> _GIVEN TASK_:
Only lines holding the string "button" are wanted; copy each one from the material.

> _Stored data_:
## START

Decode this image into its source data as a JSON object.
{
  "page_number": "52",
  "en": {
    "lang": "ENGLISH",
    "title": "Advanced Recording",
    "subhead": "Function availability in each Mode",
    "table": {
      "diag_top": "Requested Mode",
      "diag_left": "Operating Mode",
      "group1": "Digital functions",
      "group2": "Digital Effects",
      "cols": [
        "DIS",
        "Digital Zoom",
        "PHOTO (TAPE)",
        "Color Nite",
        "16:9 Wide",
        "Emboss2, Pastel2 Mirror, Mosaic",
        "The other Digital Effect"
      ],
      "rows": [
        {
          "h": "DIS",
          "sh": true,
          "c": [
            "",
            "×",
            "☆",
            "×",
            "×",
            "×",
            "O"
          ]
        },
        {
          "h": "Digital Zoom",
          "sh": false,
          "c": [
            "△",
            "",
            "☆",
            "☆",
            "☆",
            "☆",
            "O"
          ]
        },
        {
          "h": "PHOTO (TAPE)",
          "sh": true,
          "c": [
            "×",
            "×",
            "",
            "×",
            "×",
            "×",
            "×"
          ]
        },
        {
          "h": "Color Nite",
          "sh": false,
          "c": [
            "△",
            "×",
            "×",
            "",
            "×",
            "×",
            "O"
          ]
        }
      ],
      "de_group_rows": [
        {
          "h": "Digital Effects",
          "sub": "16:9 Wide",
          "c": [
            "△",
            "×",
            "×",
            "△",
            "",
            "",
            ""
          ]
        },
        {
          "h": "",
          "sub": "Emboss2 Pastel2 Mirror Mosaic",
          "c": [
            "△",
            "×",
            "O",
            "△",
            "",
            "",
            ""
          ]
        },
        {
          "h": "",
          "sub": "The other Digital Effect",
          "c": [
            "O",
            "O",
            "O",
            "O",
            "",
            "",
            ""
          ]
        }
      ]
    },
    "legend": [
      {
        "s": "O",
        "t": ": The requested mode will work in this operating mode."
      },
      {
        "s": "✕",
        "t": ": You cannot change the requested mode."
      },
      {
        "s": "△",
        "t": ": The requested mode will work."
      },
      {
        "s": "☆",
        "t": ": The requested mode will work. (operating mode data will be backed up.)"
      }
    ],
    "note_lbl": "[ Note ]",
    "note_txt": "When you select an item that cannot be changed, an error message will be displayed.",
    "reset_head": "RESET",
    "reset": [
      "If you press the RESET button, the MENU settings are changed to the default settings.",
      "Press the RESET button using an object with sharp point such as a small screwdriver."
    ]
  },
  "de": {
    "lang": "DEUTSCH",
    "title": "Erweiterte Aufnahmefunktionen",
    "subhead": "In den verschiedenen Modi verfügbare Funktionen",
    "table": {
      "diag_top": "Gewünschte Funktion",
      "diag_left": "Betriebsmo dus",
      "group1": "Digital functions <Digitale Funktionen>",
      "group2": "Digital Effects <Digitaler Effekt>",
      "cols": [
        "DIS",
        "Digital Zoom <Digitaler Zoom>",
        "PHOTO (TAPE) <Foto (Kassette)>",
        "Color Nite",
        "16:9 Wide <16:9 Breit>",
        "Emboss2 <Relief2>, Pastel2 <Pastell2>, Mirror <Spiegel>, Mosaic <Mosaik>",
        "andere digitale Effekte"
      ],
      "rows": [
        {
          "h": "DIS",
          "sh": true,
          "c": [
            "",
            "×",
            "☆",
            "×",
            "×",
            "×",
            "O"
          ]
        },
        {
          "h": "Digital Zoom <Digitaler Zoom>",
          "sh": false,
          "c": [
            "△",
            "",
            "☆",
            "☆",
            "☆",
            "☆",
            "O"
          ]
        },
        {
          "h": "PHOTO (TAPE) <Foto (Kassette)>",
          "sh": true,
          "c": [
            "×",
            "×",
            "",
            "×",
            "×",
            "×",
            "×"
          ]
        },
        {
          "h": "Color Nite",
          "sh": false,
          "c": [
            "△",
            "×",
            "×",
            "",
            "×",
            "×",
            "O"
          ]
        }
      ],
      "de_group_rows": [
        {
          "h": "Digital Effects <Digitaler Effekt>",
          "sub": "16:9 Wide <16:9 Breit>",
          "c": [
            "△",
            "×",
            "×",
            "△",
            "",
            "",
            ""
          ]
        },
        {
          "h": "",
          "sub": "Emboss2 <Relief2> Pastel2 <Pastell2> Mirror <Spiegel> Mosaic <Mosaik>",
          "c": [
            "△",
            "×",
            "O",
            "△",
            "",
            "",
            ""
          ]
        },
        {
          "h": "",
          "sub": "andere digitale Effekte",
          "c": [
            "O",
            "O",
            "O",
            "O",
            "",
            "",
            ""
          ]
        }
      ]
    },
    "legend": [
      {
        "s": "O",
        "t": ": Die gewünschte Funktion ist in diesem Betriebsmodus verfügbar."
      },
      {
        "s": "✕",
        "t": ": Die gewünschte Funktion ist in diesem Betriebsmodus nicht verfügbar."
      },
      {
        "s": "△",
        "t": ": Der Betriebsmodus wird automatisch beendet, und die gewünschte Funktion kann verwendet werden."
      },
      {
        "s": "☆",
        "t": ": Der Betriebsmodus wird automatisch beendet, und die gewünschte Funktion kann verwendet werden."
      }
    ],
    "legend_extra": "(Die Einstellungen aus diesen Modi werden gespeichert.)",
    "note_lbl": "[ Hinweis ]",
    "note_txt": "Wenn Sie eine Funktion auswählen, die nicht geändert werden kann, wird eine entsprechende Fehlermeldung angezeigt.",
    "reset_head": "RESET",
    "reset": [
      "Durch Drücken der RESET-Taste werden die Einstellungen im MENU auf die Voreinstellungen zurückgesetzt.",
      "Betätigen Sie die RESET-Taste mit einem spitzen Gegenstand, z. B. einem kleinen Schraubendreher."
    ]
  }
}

## END

> _TASK ANSWER_:
      "If you press the RESET button, the MENU settings are changed to the default settings.",
      "Press the RESET button using an object with sharp point such as a small screwdriver."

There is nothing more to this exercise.